_REQUIRED TASK_.
Your task is to transcribe the data in full.

_DATA PROVIDED_.
## Begin

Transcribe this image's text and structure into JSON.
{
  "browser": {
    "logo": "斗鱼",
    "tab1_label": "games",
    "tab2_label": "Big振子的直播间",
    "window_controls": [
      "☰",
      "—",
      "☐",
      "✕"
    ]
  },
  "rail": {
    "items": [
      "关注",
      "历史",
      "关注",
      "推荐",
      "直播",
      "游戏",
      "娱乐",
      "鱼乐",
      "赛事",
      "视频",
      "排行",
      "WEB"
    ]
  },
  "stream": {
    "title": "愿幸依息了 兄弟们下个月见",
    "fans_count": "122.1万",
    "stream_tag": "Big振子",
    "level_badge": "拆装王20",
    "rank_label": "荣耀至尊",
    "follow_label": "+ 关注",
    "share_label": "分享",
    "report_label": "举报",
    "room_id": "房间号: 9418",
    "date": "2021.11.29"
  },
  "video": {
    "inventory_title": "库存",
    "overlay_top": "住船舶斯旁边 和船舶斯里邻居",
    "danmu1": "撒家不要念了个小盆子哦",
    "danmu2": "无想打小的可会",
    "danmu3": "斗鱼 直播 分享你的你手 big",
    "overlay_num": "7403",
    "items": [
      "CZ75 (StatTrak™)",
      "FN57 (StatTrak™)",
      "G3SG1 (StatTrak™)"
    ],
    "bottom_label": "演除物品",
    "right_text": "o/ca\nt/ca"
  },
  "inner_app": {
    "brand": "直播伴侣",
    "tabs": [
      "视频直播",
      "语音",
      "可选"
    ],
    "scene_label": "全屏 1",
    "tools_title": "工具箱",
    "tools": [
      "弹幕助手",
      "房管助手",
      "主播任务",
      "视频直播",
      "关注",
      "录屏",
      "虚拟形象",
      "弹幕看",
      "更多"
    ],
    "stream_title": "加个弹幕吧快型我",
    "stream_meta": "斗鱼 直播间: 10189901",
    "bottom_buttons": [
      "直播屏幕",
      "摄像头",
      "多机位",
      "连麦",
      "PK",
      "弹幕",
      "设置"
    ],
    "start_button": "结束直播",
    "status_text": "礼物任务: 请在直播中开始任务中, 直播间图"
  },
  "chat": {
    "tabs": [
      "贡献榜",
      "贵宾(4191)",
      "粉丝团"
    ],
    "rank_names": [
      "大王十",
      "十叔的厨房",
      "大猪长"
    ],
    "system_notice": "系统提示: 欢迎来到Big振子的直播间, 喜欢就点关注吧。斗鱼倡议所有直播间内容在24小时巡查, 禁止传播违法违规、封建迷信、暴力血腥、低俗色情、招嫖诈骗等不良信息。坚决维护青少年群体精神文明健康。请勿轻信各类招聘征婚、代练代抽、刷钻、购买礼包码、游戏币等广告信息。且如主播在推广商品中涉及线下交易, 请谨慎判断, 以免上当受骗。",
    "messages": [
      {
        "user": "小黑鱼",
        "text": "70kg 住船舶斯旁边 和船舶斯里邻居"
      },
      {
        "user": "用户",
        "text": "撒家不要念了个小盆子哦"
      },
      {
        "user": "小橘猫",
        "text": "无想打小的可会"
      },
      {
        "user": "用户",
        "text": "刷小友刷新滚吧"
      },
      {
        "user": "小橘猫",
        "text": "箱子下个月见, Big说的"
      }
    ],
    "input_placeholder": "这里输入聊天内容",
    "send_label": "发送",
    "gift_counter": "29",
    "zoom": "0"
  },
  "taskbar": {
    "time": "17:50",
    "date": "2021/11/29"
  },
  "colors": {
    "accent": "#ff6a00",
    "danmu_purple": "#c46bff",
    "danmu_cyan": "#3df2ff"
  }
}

## End

_CORRECT RESPONSE_.
Transcribe this image's text and structure into JSON.
{
  "browser": {
    "logo": "斗鱼",
    "tab1_label": "games",
    "tab2_label": "Big振子的直播间",
    "window_controls": [
      "☰",
      "—",
      "☐",
      "✕"
    ]
  },
  "rail": {
    "items": [
      "关注",
      "历史",
      "关注",
      "推荐",
      "直播",
      "游戏",
      "娱乐",
      "鱼乐",
      "赛事",
      "视频",
      "排行",
      "WEB"
    ]
  },
  "stream": {
    "title": "愿幸依息了 兄弟们下个月见",
    "fans_count": "122.1万",
    "stream_tag": "Big振子",
    "level_badge": "拆装王20",
    "rank_label": "荣耀至尊",
    "follow_label": "+ 关注",
    "share_label": "分享",
    "report_label": "举报",
    "room_id": "房间号: 9418",
    "date": "2021.11.29"
  },
  "video": {
    "inventory_title": "库存",
    "overlay_top": "住船舶斯旁边 和船舶斯里邻居",
    "danmu1": "撒家不要念了个小盆子哦",
    "danmu2": "无想打小的可会",
    "danmu3": "斗鱼 直播 分享你的你手 big",
    "overlay_num": "7403",
    "items": [
      "CZ75 (StatTrak™)",
      "FN57 (StatTrak™)",
      "G3SG1 (StatTrak™)"
    ],
    "bottom_label": "演除物品",
    "right_text": "o/ca\nt/ca"
  },
  "inner_app": {
    "brand": "直播伴侣",
    "tabs": [
      "视频直播",
      "语音",
      "可选"
    ],
    "scene_label": "全屏 1",
    "tools_title": "工具箱",
    "tools": [
      "弹幕助手",
      "房管助手",
      "主播任务",
      "视频直播",
      "关注",
      "录屏",
      "虚拟形象",
      "弹幕看",
      "更多"
    ],
    "stream_title": "加个弹幕吧快型我",
    "stream_meta": "斗鱼 直播间: 10189901",
    "bottom_buttons": [
      "直播屏幕",
      "摄像头",
      "多机位",
      "连麦",
      "PK",
      "弹幕",
      "设置"
    ],
    "start_button": "结束直播",
    "status_text": "礼物任务: 请在直播中开始任务中, 直播间图"
  },
  "chat": {
    "tabs": [
      "贡献榜",
      "贵宾(4191)",
      "粉丝团"
    ],
    "rank_names": [
      "大王十",
      "十叔的厨房",
      "大猪长"
    ],
    "system_notice": "系统提示: 欢迎来到Big振子的直播间, 喜欢就点关注吧。斗鱼倡议所有直播间内容在24小时巡查, 禁止传播违法违规、封建迷信、暴力血腥、低俗色情、招嫖诈骗等不良信息。坚决维护青少年群体精神文明健康。请勿轻信各类招聘征婚、代练代抽、刷钻、购买礼包码、游戏币等广告信息。且如主播在推广商品中涉及线下交易, 请谨慎判断, 以免上当受骗。",
    "messages": [
      {
        "user": "小黑鱼",
        "text": "70kg 住船舶斯旁边 和船舶斯里邻居"
      },
      {
        "user": "用户",
        "text": "撒家不要念了个小盆子哦"
      },
      {
        "user": "小橘猫",
        "text": "无想打小的可会"
      },
      {
        "user": "用户",
        "text": "刷小友刷新滚吧"
      },
      {
        "user": "小橘猫",
        "text": "箱子下个月见, Big说的"
      }
    ],
    "input_placeholder": "这里输入聊天内容",
    "send_label": "发送",
    "gift_counter": "29",
    "zoom": "0"
  },
  "taskbar": {
    "time": "17:50",
    "date": "2021/11/29"
  },
  "colors": {
    "accent": "#ff6a00",
    "danmu_purple": "#c46bff",
    "danmu_cyan": "#3df2ff"
  }
}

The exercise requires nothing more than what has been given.